→ **Stored data**
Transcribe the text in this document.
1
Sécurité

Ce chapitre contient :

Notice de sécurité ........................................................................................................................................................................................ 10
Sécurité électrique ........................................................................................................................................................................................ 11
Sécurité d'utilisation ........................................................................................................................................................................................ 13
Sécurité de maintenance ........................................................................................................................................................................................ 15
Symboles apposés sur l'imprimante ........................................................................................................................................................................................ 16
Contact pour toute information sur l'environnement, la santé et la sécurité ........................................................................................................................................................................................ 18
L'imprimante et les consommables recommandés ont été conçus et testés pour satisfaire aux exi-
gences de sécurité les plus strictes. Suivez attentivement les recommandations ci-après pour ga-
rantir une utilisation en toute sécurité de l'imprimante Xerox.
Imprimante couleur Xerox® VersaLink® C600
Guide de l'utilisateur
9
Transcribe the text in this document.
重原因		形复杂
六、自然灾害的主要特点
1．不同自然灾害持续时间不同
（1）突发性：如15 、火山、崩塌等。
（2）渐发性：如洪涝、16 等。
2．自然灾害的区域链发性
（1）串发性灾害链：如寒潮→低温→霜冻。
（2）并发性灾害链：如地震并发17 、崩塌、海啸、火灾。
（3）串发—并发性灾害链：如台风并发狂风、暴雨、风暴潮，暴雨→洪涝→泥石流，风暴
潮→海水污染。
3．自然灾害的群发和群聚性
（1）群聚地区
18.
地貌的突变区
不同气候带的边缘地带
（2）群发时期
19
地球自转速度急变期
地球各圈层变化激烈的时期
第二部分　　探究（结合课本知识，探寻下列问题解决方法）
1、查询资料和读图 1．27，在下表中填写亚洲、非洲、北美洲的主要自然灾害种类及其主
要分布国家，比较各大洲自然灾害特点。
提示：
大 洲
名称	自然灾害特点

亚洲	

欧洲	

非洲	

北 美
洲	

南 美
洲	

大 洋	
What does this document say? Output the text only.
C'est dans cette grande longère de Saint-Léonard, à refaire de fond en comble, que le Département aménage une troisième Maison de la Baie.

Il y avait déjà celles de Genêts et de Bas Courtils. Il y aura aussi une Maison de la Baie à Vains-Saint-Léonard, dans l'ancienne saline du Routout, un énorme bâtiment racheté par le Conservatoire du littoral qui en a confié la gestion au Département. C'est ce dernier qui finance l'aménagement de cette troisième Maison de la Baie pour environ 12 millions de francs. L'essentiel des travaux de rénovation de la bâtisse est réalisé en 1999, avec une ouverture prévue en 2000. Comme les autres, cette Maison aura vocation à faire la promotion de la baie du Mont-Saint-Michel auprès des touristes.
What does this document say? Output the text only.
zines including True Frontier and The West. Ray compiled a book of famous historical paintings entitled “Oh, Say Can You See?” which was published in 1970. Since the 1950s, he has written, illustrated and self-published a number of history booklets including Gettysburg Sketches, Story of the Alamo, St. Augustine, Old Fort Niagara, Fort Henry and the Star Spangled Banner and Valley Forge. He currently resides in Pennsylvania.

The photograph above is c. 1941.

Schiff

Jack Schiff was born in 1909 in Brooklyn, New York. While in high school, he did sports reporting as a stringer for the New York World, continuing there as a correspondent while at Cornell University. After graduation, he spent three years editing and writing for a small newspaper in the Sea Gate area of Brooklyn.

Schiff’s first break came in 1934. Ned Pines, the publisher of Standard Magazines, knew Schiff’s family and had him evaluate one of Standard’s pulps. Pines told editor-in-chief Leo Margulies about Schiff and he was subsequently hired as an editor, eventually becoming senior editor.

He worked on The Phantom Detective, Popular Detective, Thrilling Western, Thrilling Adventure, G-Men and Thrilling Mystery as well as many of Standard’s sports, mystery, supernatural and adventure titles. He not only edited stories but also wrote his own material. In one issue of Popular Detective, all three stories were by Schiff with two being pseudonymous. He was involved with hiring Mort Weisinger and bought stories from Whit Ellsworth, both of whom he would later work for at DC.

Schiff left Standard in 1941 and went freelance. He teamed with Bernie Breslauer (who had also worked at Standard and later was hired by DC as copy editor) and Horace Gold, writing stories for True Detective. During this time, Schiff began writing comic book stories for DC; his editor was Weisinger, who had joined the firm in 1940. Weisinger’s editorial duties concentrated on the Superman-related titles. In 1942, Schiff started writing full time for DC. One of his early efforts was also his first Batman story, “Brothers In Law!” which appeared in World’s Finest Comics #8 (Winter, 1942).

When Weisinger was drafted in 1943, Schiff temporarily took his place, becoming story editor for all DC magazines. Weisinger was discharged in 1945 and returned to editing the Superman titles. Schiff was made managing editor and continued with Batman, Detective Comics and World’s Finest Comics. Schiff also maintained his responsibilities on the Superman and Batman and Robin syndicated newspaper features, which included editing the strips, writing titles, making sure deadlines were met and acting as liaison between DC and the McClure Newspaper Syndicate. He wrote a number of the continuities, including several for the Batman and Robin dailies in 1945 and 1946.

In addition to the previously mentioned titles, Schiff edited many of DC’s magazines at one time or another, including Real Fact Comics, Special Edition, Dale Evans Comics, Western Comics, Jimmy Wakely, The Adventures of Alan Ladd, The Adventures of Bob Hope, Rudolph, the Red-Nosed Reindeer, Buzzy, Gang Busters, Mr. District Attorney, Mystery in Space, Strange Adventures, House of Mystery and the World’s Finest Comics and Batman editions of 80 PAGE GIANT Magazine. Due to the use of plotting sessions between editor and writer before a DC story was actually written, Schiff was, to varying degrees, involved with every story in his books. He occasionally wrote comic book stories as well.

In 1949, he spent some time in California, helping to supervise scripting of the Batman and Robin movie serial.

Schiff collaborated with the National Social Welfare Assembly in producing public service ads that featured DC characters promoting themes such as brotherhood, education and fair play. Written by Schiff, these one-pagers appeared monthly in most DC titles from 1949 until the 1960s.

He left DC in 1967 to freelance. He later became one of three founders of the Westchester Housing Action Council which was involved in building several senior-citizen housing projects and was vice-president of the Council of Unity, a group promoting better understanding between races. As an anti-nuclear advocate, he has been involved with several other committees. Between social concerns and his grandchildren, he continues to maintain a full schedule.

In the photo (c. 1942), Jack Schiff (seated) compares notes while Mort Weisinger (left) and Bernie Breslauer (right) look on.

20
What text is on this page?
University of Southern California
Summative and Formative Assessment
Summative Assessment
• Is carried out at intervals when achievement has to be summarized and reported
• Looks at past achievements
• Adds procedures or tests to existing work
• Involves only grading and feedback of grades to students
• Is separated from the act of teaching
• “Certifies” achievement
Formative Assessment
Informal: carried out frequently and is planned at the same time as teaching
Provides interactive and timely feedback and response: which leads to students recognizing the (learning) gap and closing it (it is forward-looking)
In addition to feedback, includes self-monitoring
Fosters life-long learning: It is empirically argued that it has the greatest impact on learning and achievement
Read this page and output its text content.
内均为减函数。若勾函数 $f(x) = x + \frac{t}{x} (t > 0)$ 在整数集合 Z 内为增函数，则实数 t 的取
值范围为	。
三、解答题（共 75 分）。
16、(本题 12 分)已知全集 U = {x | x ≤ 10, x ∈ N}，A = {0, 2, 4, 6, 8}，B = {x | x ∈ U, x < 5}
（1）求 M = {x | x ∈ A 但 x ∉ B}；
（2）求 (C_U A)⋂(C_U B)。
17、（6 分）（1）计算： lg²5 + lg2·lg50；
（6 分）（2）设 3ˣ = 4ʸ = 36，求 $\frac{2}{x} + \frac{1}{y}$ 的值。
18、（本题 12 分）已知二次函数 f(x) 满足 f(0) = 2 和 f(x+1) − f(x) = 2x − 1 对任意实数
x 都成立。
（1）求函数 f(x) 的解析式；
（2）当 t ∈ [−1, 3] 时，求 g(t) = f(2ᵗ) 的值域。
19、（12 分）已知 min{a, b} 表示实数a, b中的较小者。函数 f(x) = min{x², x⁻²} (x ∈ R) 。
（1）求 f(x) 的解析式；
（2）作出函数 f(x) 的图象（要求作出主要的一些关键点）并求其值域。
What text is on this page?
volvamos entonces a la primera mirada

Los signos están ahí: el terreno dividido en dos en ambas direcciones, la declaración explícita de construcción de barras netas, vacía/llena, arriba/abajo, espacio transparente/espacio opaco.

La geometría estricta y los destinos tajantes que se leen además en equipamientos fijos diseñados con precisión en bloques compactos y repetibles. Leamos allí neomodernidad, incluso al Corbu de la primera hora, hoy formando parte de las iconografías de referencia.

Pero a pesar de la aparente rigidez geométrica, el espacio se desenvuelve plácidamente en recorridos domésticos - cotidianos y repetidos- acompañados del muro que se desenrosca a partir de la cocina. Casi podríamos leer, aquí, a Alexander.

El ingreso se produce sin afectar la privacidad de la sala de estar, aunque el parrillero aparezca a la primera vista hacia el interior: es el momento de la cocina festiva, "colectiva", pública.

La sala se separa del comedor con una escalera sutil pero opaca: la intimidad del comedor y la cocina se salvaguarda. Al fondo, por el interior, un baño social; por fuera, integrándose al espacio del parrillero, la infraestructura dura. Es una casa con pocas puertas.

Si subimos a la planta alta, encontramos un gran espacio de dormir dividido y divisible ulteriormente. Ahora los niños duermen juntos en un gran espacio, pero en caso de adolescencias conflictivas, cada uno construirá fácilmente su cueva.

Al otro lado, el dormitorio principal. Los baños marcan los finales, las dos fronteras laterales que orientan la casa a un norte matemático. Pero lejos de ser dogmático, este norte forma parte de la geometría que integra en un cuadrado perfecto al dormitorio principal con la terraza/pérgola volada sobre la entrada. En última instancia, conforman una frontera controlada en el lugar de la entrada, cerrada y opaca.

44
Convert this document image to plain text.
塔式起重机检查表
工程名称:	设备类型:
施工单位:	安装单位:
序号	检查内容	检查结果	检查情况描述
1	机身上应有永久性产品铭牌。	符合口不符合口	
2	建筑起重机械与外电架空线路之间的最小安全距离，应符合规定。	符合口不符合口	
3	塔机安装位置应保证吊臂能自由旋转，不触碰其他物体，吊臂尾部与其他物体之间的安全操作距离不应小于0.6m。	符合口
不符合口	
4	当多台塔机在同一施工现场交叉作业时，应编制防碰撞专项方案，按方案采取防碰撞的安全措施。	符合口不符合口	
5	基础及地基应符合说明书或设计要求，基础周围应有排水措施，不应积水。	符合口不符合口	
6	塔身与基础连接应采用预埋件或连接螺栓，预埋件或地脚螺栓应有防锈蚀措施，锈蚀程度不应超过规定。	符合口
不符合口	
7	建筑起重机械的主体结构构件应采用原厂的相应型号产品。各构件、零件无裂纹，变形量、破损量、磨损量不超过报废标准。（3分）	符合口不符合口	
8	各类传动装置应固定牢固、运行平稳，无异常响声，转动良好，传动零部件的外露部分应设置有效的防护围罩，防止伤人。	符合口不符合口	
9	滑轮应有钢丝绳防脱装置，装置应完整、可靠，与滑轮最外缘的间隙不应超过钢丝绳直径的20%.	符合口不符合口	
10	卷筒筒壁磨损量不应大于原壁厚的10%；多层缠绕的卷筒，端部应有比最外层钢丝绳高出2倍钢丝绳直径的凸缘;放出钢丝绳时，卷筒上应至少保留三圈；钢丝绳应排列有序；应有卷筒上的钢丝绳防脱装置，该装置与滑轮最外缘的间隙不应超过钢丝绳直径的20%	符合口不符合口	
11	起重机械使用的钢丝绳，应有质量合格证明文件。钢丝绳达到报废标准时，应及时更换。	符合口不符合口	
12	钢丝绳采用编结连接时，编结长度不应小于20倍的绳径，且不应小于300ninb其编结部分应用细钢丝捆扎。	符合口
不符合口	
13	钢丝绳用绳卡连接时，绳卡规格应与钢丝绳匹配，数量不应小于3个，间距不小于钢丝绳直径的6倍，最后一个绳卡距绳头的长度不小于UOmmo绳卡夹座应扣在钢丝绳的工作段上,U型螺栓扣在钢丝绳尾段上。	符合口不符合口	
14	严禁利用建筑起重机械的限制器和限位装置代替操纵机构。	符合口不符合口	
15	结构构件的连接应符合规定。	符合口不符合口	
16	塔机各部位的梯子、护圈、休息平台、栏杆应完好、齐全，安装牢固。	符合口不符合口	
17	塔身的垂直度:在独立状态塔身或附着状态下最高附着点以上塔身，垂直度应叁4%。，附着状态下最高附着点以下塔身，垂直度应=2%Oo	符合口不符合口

→ **Exercise instructions**
Above are some records. Count the lines among them with the word "Bernie", and answer with the number only.

→ **Exercise result**
2